--- Data records ---
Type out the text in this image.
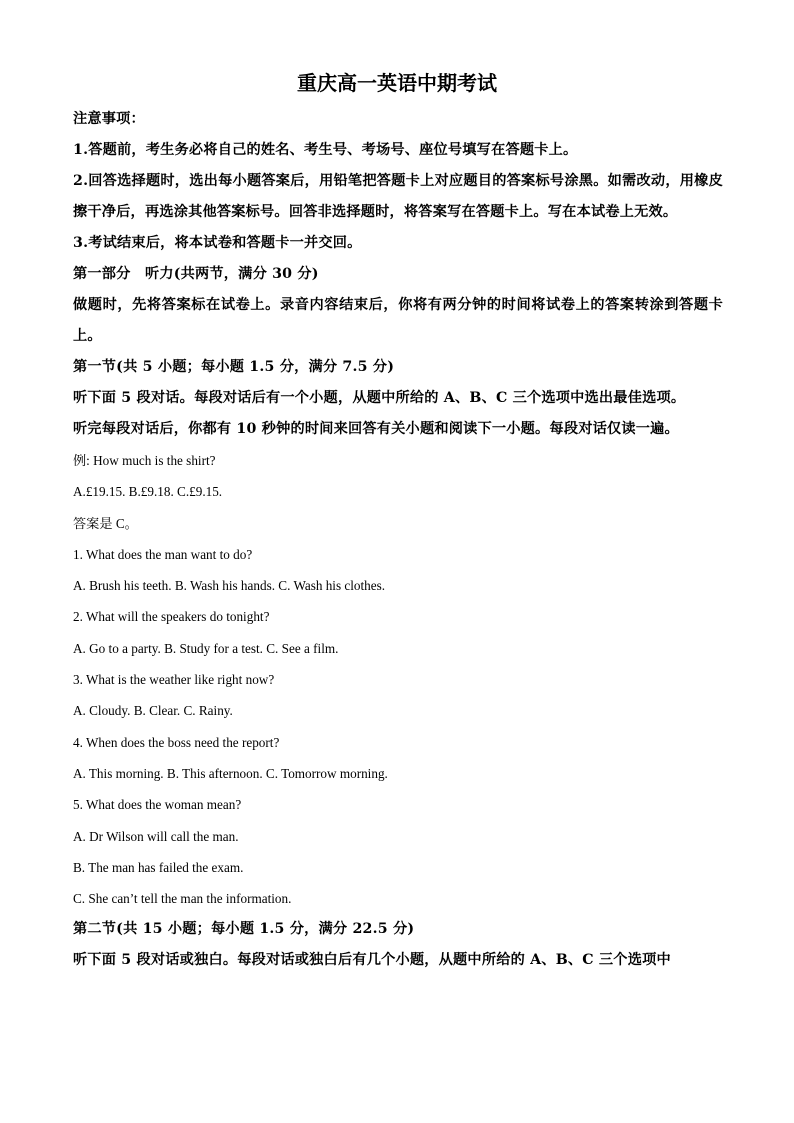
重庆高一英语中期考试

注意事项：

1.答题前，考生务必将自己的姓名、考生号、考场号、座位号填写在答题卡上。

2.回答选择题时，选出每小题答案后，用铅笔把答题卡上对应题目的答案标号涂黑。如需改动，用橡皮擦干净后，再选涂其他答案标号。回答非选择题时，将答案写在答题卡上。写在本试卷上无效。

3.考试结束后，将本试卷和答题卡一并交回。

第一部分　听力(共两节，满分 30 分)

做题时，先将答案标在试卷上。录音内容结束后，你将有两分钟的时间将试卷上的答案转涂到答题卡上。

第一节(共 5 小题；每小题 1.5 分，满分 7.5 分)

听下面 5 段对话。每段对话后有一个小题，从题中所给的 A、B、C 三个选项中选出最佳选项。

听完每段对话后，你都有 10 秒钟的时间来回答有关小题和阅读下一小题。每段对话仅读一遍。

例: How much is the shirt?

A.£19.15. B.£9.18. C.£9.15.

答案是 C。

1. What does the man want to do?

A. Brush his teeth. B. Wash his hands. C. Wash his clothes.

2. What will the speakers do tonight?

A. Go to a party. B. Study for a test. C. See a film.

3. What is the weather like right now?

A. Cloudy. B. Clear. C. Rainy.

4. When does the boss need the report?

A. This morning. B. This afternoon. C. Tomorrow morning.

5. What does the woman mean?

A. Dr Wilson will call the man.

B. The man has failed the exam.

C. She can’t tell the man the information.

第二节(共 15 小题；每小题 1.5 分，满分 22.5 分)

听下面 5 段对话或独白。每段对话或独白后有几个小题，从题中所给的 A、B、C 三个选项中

...

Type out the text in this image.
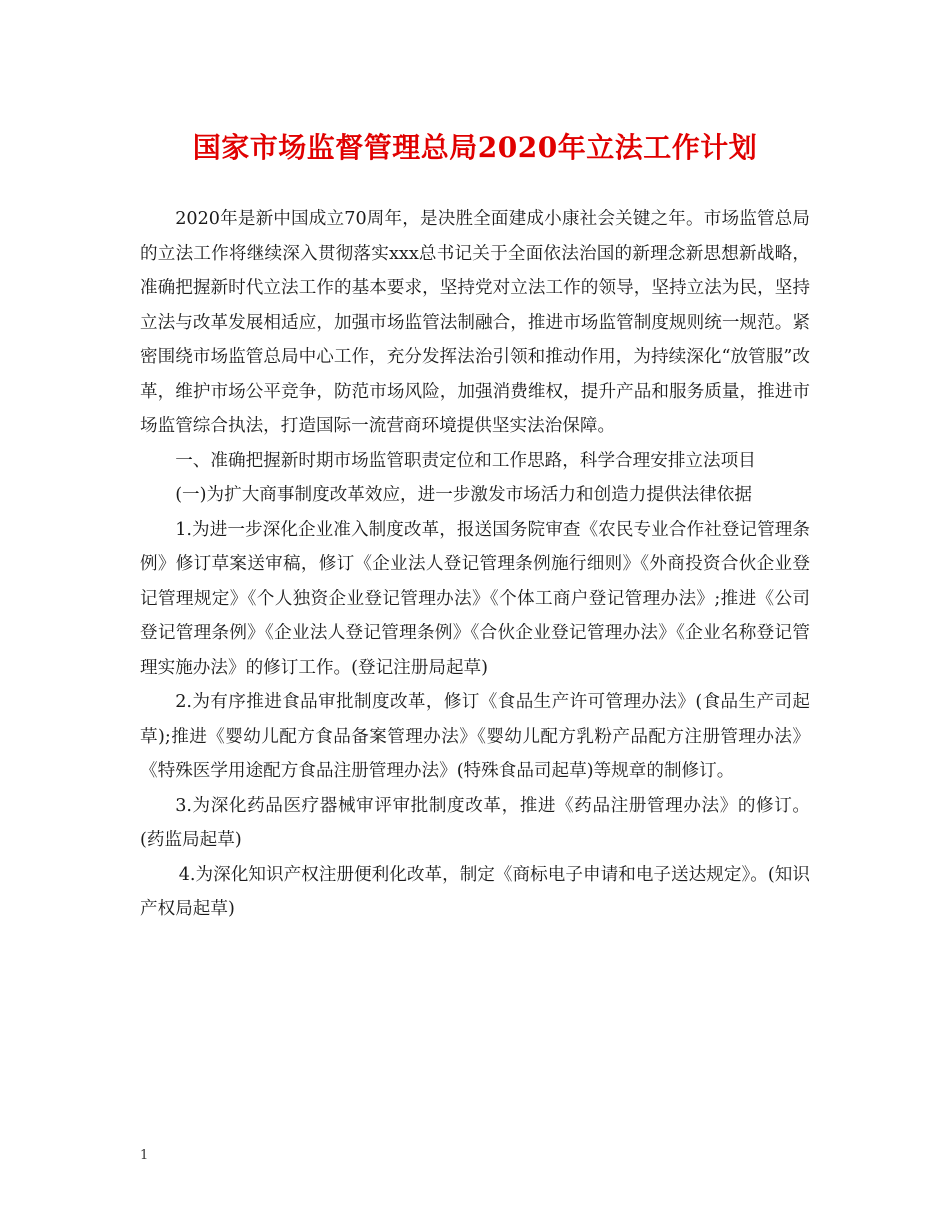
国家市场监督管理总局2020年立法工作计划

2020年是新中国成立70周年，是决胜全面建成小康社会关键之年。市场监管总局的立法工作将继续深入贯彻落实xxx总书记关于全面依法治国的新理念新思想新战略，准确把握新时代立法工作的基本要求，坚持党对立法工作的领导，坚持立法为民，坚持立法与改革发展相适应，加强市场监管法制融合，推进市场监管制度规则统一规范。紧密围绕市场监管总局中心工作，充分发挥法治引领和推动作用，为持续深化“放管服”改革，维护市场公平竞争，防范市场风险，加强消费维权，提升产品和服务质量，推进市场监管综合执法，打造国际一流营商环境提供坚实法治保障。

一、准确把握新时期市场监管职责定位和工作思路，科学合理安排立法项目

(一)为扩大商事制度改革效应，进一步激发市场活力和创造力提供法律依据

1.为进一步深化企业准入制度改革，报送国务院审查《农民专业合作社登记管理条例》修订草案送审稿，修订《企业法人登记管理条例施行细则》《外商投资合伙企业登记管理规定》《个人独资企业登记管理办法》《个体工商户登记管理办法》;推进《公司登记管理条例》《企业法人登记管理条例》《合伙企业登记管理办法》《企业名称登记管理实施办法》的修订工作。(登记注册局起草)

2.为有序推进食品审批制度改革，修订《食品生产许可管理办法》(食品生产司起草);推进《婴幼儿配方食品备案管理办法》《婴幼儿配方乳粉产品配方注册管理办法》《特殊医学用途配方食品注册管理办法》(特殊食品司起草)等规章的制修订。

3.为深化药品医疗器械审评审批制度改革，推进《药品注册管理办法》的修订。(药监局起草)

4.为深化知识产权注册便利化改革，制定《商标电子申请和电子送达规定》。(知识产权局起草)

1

--- Objective ---
Read through the entries and copy each line in which "从题中所给的" appears.

--- Completed exercise ---
听下面 5 段对话。每段对话后有一个小题，从题中所给的 A、B、C 三个选项中选出最佳选项。
听下面 5 段对话或独白。每段对话或独白后有几个小题，从题中所给的 A、B、C 三个选项中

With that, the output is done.